> [Description of the task]
Please copy out word for word the passage of the graph schema excerpt below that lies between "Required properties: none (Quote" and "who said it.", inclusive.

> [Excerpt to read]
— Start —
SUPPORTED_BY (Insight → Quote) (NEW)¶

Definition: Links an Insight to a Quote that provides evidence for it.

Required properties: none (Quote already carries evidence/provenance)

Semantics: If an Insight has ≥1 SUPPORTED_BY edge, it is grounded=true.

SPOKEN_BY (Quote → Speaker) (NEW)¶

Definition: Links a Quote to the Speaker who said it.

Required properties: none

Note: Only present if speaker diarization is available.

ABOUT (Insight → Topic)¶

Definition: Links an Insight to a Topic it discusses.

Optional properties:

confidence (number, 0.0-1.0)

RELATED_TO (Topic ↔ Topic)¶

Definition: Semantic relationship between topics.

Optional properties:

confidence (number, 0.0-1.0)

Required Output Artifact: gi.json¶

Each episode output folder contains a gi.json capturing nodes/edges for the episode.
— End —
> [Information shown]
— Start —
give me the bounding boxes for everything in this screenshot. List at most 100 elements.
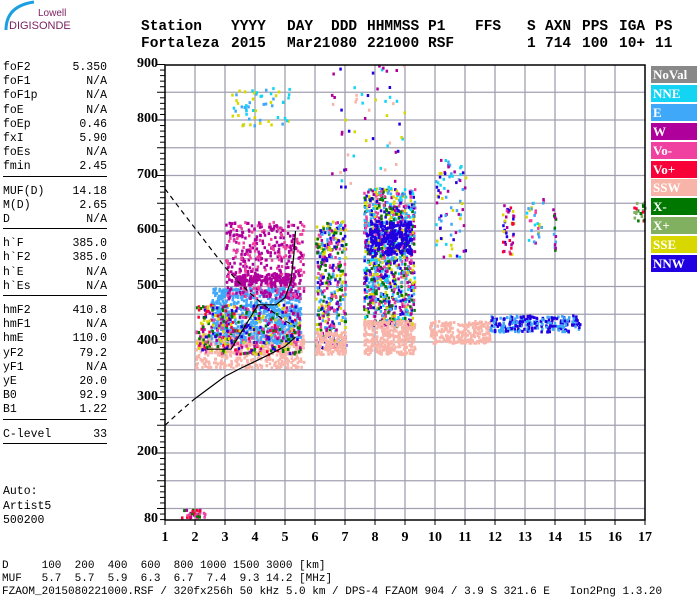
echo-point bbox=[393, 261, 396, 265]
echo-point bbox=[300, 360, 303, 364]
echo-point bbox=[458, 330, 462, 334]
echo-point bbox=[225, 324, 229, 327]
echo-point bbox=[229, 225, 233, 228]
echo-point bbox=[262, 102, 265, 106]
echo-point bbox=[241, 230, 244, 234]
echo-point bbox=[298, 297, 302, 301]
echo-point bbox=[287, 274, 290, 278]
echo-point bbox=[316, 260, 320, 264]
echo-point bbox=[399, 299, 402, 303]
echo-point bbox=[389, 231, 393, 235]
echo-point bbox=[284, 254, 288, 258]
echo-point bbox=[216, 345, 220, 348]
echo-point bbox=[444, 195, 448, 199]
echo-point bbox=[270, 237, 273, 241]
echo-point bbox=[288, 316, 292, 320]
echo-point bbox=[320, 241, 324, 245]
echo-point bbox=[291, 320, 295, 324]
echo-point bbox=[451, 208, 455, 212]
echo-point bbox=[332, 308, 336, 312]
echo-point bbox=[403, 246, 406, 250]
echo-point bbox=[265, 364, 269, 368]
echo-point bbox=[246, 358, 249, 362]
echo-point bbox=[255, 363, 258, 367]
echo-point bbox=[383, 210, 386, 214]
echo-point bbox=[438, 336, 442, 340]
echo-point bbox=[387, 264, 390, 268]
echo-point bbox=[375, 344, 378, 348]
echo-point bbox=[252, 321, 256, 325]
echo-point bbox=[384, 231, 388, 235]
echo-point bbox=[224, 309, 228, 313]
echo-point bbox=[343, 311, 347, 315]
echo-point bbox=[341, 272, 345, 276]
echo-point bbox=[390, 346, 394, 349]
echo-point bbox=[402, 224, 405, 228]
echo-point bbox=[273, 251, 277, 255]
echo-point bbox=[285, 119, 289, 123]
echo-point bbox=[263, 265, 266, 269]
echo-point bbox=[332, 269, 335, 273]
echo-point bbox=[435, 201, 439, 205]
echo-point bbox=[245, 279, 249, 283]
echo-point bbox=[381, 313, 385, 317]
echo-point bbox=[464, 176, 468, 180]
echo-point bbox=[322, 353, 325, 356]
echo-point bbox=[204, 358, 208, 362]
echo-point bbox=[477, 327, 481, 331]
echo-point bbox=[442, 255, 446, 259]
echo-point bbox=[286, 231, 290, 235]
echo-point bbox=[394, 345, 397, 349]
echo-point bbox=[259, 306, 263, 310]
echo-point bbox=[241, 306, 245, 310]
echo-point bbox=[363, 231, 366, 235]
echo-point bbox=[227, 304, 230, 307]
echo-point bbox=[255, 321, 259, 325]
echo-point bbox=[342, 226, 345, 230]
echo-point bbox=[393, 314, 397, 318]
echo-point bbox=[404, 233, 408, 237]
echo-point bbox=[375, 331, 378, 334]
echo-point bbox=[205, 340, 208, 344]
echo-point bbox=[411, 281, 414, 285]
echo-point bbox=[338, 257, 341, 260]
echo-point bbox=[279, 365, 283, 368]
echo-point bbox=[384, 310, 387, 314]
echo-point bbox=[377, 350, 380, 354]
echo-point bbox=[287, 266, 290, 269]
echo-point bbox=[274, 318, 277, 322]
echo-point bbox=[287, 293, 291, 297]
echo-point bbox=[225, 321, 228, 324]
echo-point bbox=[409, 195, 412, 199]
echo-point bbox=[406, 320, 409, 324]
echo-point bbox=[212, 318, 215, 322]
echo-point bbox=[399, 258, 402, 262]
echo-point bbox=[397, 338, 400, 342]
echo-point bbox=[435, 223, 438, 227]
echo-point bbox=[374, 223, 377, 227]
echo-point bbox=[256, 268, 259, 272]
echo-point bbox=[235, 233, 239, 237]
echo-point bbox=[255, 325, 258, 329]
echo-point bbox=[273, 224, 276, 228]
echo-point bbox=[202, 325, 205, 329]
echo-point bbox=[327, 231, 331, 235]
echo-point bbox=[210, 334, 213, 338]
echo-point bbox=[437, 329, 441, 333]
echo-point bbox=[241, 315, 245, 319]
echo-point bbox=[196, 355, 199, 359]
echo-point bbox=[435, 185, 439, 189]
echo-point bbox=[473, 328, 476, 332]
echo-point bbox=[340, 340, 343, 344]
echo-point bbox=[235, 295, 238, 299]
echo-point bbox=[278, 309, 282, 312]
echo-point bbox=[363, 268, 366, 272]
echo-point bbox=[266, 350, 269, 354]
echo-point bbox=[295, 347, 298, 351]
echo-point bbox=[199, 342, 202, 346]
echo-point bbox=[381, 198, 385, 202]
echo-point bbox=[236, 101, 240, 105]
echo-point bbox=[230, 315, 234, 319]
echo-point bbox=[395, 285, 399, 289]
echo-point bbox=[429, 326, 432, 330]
— End —
> [Task response]
Required properties: none (Quote already carries evidence/provenance)

Semantics: If an Insight has ≥1 SUPPORTED_BY edge, it is grounded=true.

SPOKEN_BY (Quote → Speaker) (NEW)¶

Definition: Links a Quote to the Speaker who said it.